(Collected data entries)
□ □ □ □ □

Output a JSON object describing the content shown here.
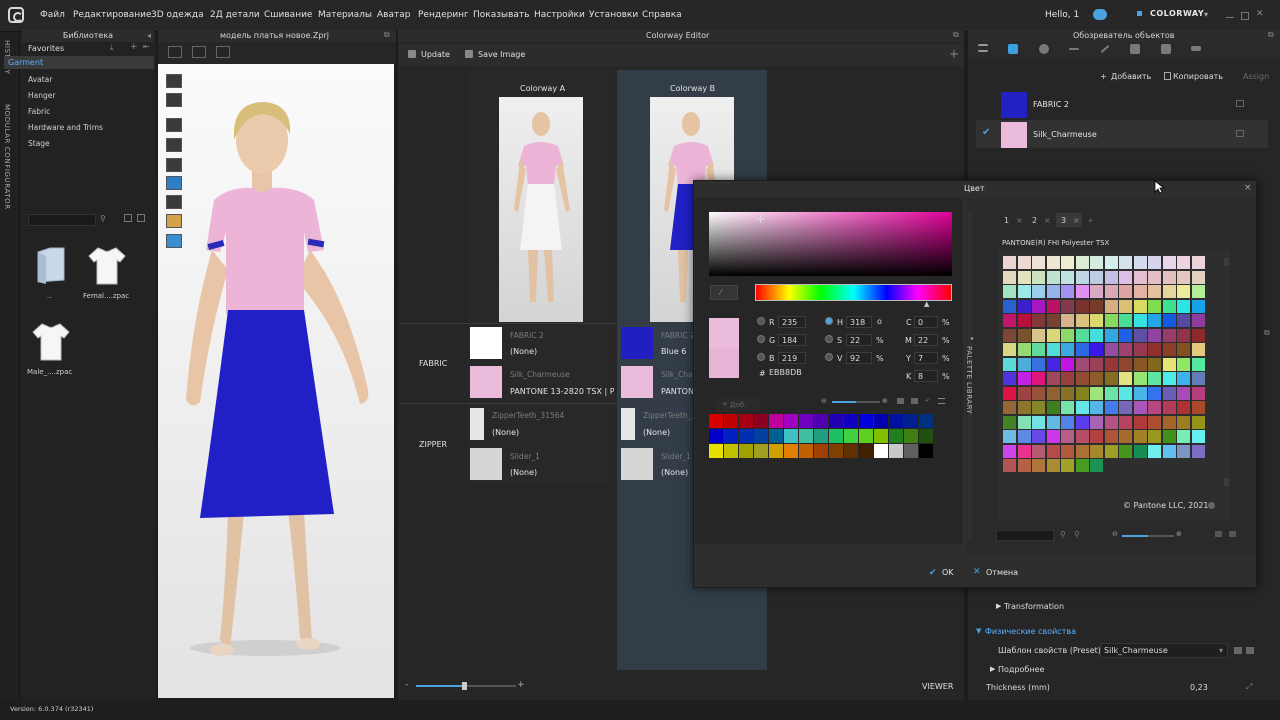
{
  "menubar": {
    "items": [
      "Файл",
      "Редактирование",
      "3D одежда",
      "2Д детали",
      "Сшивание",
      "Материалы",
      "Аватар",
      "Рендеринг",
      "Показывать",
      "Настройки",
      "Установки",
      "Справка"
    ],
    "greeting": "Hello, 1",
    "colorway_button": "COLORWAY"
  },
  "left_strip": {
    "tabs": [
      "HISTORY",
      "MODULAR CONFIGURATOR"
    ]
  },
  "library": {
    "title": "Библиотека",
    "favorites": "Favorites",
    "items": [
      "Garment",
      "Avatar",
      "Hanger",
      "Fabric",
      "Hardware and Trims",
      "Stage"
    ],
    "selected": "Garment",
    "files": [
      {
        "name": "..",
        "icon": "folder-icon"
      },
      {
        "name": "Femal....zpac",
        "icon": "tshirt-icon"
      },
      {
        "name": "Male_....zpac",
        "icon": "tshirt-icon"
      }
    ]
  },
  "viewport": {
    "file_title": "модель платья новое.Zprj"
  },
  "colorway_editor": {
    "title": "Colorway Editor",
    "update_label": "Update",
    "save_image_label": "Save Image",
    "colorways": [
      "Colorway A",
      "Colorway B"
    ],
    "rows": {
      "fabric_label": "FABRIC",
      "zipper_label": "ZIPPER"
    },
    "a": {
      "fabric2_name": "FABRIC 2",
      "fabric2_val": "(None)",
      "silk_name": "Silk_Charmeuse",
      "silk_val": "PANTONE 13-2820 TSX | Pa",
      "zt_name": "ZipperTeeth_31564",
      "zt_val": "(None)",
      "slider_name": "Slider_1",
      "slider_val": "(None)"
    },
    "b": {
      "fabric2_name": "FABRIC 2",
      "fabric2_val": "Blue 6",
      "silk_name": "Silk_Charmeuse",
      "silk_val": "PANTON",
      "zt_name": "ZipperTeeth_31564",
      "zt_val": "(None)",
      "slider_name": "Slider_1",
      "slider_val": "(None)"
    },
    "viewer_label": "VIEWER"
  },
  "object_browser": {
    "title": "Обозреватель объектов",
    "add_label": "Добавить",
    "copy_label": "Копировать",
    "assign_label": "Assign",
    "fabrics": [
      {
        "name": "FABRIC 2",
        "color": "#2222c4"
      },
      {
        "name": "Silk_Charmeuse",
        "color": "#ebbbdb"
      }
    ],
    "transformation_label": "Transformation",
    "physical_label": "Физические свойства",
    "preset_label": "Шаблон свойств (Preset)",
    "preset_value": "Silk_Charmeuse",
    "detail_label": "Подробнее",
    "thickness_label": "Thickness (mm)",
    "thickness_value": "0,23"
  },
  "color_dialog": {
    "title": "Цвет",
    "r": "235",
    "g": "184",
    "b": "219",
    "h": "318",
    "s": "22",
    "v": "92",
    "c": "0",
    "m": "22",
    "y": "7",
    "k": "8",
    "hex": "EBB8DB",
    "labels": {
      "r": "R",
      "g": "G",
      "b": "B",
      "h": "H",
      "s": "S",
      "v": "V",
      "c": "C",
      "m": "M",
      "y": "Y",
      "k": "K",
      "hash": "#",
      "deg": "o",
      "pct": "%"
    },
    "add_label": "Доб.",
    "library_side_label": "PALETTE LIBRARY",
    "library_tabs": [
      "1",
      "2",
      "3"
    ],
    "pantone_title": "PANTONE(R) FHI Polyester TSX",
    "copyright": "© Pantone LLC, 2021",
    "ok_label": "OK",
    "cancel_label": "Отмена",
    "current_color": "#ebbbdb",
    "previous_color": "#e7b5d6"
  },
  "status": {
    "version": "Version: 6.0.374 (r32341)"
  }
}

□ □ □ □ □

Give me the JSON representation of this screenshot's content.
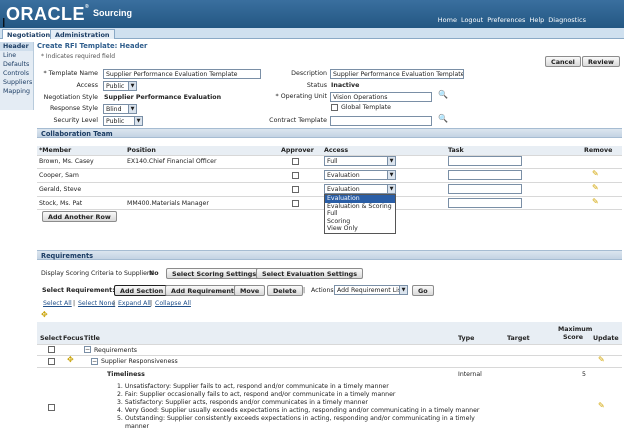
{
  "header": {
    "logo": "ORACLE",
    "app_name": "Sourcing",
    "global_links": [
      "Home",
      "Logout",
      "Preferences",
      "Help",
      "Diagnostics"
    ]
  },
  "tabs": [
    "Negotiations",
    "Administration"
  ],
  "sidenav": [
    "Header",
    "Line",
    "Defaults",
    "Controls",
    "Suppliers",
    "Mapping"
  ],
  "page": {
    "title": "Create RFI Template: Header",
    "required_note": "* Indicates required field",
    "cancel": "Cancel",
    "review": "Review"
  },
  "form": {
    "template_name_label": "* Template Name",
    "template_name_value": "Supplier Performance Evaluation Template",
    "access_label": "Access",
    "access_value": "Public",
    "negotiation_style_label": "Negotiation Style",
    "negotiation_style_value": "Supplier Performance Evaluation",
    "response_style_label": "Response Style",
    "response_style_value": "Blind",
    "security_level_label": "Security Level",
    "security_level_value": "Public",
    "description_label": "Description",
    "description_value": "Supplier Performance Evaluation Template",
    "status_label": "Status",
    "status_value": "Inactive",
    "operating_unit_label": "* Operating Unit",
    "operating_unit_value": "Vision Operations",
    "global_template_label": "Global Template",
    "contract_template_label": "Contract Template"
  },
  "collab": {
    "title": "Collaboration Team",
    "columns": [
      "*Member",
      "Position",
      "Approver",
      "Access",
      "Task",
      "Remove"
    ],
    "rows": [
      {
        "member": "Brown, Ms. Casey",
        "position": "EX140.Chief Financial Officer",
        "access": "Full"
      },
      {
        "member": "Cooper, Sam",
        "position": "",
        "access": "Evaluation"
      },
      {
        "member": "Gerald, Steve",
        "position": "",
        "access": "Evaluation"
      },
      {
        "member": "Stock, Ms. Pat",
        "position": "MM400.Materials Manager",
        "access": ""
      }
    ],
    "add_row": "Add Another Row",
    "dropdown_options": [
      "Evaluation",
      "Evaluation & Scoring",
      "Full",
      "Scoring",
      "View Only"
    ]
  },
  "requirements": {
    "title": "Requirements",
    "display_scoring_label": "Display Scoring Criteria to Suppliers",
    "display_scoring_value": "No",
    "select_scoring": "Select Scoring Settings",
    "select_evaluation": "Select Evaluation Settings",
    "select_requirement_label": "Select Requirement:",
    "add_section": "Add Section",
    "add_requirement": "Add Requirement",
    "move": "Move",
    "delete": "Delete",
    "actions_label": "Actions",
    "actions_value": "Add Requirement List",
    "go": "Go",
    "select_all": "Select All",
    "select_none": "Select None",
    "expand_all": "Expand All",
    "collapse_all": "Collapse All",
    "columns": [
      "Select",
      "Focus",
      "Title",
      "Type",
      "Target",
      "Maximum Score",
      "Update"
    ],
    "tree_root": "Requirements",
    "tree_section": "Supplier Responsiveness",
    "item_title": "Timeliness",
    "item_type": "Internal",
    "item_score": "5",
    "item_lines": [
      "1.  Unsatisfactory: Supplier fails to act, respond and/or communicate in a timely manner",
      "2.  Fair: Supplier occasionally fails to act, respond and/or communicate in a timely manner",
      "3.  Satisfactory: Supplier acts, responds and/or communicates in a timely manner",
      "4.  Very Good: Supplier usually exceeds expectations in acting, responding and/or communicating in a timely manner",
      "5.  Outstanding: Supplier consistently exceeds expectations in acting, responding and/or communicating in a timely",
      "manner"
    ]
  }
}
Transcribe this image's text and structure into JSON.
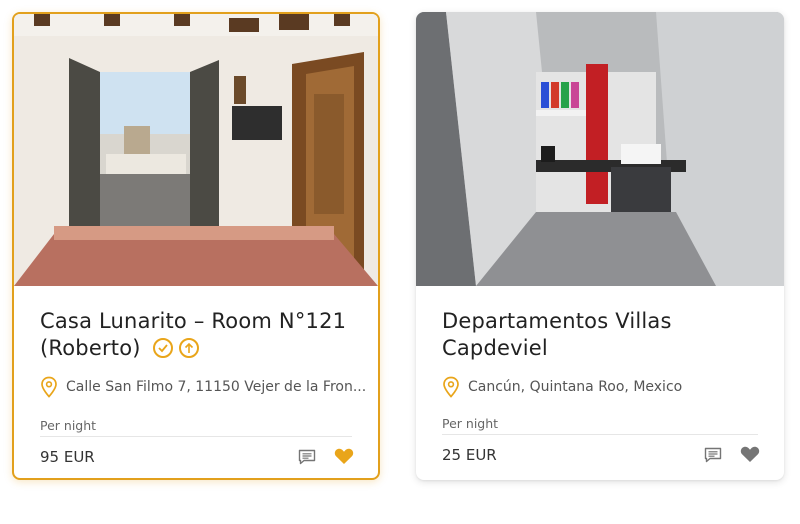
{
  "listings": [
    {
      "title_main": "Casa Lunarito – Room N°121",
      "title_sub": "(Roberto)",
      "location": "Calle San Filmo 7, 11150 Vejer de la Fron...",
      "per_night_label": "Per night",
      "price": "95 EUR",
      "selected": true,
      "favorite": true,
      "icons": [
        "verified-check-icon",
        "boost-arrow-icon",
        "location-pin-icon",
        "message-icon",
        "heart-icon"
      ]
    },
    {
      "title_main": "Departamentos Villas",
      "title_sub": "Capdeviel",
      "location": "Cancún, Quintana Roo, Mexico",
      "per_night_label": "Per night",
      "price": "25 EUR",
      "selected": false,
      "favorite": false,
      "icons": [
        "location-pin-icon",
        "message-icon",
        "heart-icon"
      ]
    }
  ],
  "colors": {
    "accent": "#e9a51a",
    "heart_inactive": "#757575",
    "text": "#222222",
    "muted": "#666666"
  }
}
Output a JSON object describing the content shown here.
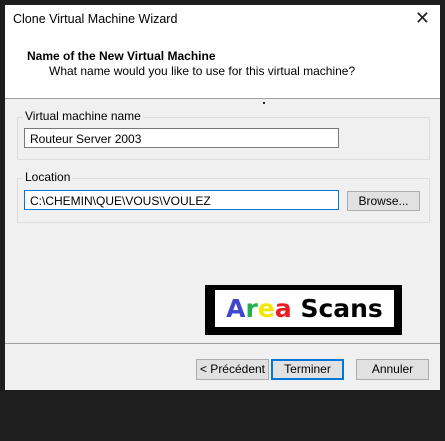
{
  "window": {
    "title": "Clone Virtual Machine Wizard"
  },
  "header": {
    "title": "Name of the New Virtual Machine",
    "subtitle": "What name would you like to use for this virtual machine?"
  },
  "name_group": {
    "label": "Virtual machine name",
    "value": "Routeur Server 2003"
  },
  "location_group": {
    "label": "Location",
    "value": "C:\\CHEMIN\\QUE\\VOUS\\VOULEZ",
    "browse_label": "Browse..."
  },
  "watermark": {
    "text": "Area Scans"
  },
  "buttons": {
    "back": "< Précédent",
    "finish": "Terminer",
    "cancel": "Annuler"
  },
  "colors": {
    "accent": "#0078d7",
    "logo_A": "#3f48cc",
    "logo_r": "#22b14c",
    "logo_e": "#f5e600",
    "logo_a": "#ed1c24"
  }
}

□ □ □ □ □

Your instructions
Look over the listing. Pull out every line with the string "fails" in it.

Output of the task
      "1.  Unsatisfactory: Supplier fails to act, respond and/or communicate in a timely manner",
      "2.  Fair: Supplier occasionally fails to act, respond and/or communicate in a timely manner",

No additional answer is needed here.